__What is expected__.
Take every line that has the string "made" and copy it out.
## BEGIN Material for this task
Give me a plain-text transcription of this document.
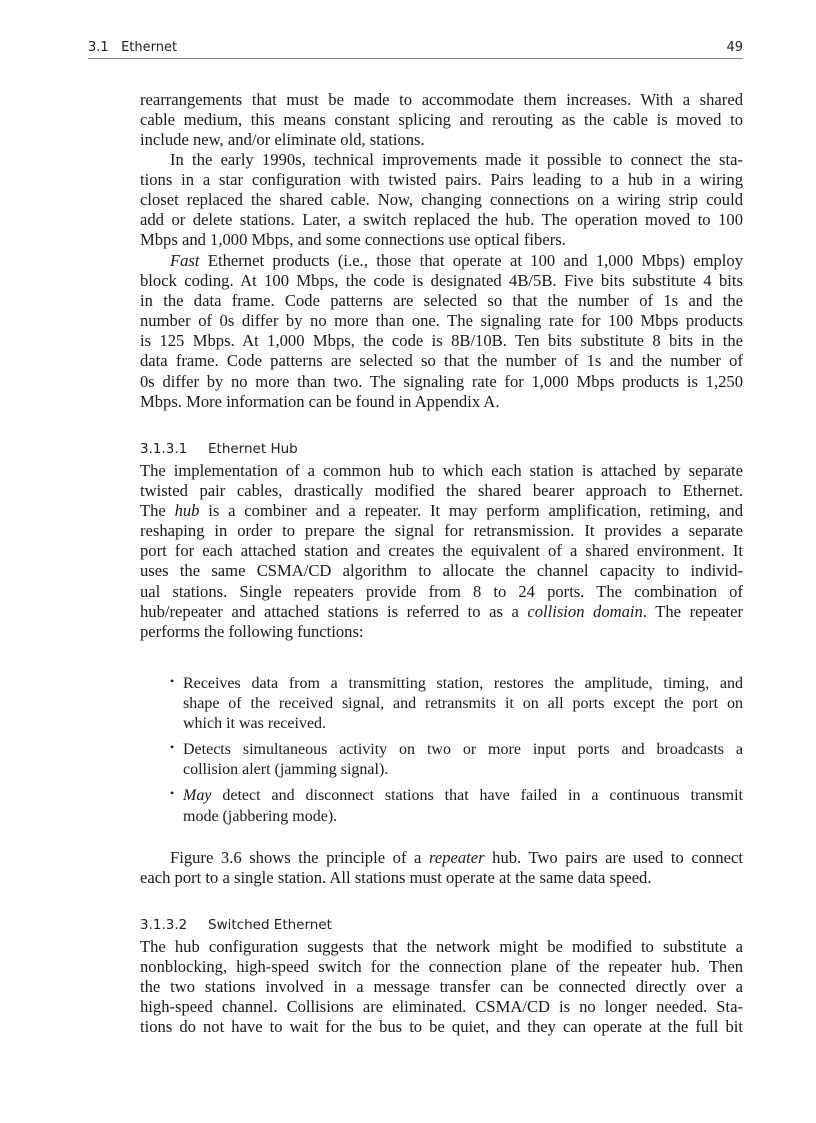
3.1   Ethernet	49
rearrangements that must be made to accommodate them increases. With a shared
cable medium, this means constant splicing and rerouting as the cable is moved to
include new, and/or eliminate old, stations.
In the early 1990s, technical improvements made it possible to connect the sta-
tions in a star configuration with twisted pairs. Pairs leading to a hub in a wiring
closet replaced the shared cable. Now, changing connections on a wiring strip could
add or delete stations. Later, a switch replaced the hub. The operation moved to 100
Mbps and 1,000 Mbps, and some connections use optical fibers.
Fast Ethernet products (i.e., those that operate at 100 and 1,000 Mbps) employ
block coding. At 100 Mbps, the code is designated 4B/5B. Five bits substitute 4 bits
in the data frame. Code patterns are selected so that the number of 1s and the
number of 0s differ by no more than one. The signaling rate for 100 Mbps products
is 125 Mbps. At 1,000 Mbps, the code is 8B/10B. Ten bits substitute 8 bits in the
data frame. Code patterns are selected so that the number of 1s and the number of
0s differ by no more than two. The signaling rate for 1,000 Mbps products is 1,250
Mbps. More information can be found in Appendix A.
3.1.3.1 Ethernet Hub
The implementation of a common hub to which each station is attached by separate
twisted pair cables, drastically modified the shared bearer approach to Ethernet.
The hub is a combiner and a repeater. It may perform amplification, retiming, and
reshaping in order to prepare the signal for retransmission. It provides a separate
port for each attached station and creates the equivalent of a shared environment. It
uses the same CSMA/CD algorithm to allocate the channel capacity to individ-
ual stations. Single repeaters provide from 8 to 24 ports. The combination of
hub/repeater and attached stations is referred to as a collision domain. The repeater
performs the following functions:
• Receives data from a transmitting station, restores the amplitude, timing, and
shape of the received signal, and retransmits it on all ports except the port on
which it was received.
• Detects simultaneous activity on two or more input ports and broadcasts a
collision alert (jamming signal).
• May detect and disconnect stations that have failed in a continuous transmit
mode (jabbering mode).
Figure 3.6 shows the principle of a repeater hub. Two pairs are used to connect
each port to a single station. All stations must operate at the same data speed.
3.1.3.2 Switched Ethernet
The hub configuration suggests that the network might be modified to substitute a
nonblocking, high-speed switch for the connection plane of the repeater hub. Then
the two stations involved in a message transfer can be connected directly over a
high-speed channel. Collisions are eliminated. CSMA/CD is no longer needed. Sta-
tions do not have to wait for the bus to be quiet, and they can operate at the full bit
## END Material for this task
## BEGIN Material for this task
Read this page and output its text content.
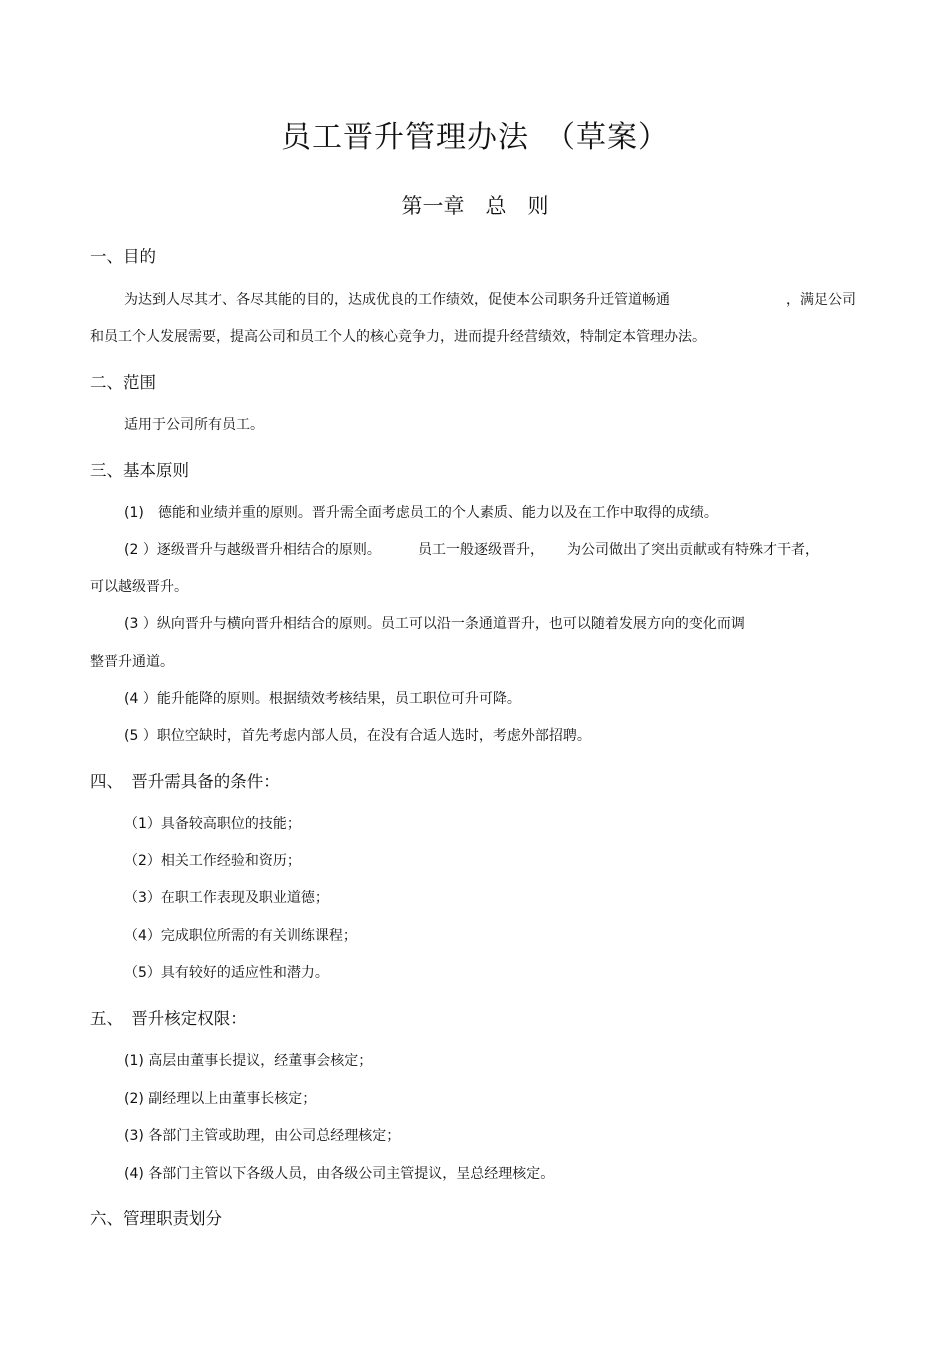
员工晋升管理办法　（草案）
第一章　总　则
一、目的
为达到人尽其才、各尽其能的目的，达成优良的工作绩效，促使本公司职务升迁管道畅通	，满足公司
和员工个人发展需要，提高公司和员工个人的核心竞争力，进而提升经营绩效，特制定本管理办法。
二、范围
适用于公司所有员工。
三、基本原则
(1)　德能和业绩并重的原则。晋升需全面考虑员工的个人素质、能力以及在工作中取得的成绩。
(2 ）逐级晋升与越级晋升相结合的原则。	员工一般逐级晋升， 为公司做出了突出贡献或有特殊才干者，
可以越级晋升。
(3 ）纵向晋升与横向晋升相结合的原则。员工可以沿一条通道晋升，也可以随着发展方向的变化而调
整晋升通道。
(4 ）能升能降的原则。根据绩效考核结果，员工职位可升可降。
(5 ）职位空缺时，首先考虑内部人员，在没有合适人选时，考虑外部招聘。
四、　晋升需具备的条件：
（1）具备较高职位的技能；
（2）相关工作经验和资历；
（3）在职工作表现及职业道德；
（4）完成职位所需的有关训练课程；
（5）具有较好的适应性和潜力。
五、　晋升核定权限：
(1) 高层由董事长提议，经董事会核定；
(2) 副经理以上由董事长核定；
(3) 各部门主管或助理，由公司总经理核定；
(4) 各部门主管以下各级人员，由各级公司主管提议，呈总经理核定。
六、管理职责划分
## END Material for this task
## BEGIN Material for this task
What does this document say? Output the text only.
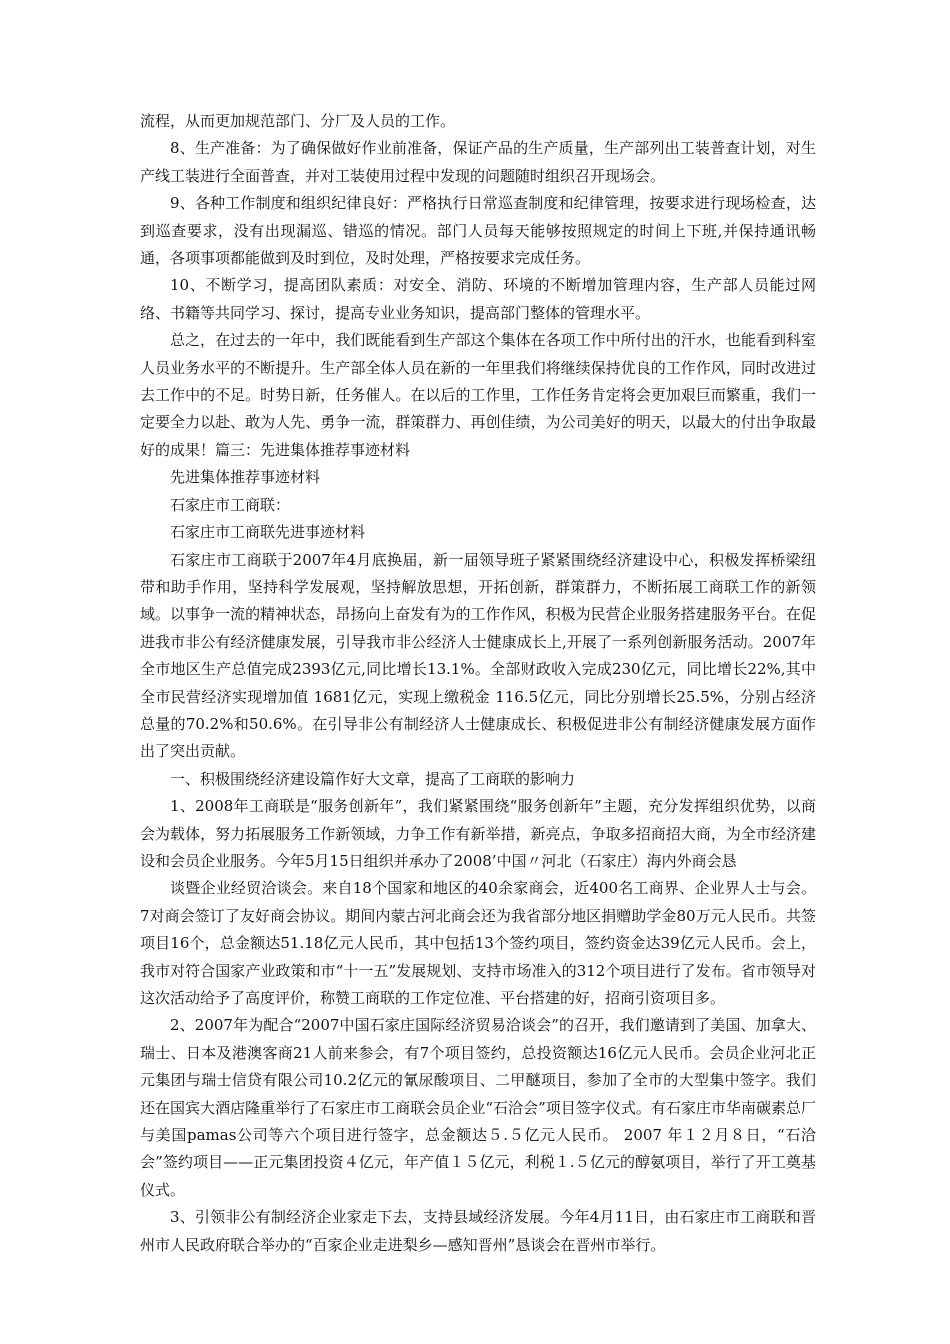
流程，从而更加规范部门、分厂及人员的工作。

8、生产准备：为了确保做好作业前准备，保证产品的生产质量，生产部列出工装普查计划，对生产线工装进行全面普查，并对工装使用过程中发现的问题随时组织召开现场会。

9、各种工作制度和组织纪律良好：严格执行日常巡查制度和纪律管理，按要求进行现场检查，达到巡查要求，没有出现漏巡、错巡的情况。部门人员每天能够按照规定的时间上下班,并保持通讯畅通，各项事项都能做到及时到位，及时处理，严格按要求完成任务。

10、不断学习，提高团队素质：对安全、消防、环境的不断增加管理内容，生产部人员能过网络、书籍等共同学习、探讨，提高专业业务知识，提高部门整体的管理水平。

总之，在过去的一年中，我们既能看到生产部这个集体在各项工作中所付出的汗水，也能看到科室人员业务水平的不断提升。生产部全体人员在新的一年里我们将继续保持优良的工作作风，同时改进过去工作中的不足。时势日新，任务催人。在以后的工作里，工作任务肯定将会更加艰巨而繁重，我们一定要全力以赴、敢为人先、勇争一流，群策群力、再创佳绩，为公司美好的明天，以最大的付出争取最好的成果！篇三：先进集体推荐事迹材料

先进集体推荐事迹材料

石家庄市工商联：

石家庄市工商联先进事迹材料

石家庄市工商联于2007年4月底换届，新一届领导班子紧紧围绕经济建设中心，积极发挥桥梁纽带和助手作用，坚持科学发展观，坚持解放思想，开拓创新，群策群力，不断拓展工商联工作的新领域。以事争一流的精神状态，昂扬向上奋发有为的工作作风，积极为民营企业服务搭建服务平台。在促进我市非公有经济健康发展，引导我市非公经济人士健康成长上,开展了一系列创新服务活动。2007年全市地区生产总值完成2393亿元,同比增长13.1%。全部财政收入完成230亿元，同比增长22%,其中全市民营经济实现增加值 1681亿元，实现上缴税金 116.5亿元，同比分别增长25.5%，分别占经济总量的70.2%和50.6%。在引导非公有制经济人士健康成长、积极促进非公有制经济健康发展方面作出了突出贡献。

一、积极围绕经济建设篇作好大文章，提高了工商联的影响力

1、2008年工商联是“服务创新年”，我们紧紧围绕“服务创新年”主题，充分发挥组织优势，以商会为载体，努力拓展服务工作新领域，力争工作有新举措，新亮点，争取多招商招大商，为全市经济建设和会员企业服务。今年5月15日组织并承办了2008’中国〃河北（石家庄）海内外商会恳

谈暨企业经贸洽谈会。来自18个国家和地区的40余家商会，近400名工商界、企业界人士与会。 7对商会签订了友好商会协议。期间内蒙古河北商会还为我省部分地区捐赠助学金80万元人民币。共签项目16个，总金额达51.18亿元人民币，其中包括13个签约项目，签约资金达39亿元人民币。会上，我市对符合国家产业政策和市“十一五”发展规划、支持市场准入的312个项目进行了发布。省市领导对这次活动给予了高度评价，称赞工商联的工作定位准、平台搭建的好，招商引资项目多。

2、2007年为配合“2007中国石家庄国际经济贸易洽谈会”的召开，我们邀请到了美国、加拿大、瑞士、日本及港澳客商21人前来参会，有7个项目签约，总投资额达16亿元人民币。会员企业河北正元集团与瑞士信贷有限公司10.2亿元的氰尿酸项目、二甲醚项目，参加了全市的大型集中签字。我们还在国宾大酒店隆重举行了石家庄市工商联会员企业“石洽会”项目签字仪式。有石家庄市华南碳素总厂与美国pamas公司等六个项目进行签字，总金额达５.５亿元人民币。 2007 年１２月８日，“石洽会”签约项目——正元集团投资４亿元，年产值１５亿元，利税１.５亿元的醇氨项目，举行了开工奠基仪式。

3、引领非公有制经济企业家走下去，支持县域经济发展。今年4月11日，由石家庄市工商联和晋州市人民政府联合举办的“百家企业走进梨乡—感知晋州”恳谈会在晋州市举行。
## END Material for this task
__Task output__.
rearrangements that must be made to accommodate them increases. With a shared
In the early 1990s, technical improvements made it possible to connect the sta-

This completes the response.